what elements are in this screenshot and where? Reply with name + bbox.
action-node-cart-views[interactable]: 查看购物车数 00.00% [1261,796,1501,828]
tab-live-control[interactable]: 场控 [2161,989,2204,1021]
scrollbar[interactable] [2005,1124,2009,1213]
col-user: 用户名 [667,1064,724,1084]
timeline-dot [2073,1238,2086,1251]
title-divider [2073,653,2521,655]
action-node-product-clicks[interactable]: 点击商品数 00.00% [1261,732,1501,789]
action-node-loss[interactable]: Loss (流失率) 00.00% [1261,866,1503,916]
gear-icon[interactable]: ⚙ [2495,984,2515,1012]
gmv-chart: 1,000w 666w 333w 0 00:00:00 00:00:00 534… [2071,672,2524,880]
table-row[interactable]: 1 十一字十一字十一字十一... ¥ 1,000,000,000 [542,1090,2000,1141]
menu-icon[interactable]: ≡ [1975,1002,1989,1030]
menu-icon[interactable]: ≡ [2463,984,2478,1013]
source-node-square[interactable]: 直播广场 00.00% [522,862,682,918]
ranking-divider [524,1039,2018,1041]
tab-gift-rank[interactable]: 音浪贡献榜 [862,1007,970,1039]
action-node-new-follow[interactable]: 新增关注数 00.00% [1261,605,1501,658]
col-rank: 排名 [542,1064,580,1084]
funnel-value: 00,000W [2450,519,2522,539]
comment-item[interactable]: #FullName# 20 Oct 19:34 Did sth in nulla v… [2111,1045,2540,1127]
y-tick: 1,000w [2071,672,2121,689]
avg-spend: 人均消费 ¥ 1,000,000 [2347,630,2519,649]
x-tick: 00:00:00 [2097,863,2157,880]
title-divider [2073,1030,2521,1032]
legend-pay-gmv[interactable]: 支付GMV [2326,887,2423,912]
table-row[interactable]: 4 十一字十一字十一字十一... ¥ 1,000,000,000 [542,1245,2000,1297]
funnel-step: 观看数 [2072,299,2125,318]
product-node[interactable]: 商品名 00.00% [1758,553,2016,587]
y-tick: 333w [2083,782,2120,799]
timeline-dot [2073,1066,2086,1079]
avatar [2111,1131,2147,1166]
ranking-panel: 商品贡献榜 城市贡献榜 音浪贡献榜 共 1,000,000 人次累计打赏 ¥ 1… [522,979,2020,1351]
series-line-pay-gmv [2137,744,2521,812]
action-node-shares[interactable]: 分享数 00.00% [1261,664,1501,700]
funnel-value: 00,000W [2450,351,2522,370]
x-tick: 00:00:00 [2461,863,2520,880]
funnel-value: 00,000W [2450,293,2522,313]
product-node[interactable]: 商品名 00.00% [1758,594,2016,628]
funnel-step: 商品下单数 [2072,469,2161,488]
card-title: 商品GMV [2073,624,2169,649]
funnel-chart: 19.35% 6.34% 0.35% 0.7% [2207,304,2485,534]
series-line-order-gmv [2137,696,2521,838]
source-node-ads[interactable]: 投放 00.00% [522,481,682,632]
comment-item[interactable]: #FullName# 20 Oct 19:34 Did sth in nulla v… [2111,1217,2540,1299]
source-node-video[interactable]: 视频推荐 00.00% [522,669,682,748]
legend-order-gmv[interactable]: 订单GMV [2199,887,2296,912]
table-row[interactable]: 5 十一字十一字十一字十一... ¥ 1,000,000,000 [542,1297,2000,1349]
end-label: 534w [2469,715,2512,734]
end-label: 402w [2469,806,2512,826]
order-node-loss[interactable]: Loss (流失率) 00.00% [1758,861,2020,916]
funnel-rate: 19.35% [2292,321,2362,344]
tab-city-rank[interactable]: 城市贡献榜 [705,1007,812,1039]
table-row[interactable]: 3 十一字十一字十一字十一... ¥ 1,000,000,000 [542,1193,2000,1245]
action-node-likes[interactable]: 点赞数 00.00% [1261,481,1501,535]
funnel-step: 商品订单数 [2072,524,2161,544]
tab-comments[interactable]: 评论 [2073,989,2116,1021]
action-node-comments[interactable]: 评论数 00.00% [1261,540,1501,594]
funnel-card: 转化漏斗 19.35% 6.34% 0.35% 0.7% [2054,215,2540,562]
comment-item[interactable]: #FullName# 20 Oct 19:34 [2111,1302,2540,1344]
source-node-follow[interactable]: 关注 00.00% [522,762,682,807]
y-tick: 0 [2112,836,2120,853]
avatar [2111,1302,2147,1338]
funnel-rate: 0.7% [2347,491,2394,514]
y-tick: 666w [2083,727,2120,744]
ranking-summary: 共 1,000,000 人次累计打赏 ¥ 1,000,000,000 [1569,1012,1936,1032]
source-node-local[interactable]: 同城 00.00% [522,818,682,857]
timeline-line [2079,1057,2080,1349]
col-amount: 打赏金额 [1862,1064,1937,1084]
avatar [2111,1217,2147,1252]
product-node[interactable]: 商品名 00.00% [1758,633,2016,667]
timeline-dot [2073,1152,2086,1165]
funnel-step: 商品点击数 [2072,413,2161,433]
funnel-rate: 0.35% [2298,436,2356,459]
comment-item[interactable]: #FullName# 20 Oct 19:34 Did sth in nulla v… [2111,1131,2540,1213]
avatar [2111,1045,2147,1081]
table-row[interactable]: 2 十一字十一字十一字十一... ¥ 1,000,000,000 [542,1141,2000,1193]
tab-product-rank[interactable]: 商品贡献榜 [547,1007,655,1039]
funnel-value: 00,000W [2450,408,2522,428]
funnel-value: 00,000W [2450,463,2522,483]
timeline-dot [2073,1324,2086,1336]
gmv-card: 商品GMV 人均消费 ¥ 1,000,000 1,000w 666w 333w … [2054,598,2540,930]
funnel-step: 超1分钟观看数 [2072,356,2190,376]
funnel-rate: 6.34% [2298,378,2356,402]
* * *
* _WRITTEN REQUEST_:
Please format everything from the start of the items above down to and including the line containing "title-divider [2073,653,2521,655]" as a JSON list of strings, with one string per line and blank lines omitted.

* _ANSWER IN FULL_:
[
  "what elements are in this screenshot and where? Reply with name + bbox.",
  "action-node-cart-views[interactable]: 查看购物车数 00.00% [1261,796,1501,828]",
  "tab-live-control[interactable]: 场控 [2161,989,2204,1021]",
  "scrollbar[interactable] [2005,1124,2009,1213]",
  "col-user: 用户名 [667,1064,724,1084]",
  "timeline-dot [2073,1238,2086,1251]",
  "title-divider [2073,653,2521,655]"
]